__Task requirements__.
Quote all of the data exactly as given. Skip every picture it contains.

• • •

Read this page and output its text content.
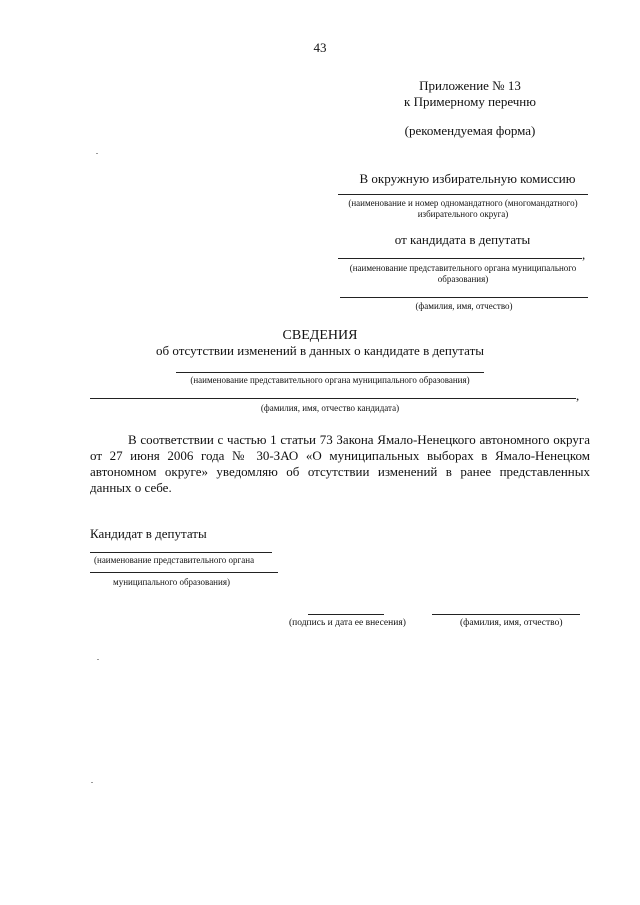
43
Приложение № 13
к Примерному перечню
(рекомендуемая форма)
В окружную избирательную комиссию
(наименование и номер одномандатного (многомандатного) избирательного округа)
от кандидата в депутаты
,
(наименование представительного органа муниципального образования)
(фамилия, имя, отчество)
СВЕДЕНИЯ
об отсутствии изменений в данных о кандидате в депутаты
(наименование представительного органа муниципального образования)
,
(фамилия, имя, отчество кандидата)
В соответствии с частью 1 статьи 73 Закона Ямало-Ненецкого автономного округа от 27 июня 2006 года № 30-ЗАО «О муниципальных выборах в Ямало-Ненецком автономном округе» уведомляю об отсутствии изменений в ранее представленных данных о себе.
Кандидат в депутаты
(наименование представительного органа
муниципального образования)
(подпись и дата ее внесения)	(фамилия, имя, отчество)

• • •

__Output for this exercise__.
Read this page and output its text content.
43
Приложение № 13
к Примерному перечню
(рекомендуемая форма)
В окружную избирательную комиссию
(наименование и номер одномандатного (многомандатного) избирательного округа)
от кандидата в депутаты
,
(наименование представительного органа муниципального образования)
(фамилия, имя, отчество)
СВЕДЕНИЯ
об отсутствии изменений в данных о кандидате в депутаты
(наименование представительного органа муниципального образования)
,
(фамилия, имя, отчество кандидата)
В соответствии с частью 1 статьи 73 Закона Ямало-Ненецкого автономного округа от 27 июня 2006 года № 30-ЗАО «О муниципальных выборах в Ямало-Ненецком автономном округе» уведомляю об отсутствии изменений в ранее представленных данных о себе.
Кандидат в депутаты
(наименование представительного органа
муниципального образования)
(подпись и дата ее внесения)	(фамилия, имя, отчество)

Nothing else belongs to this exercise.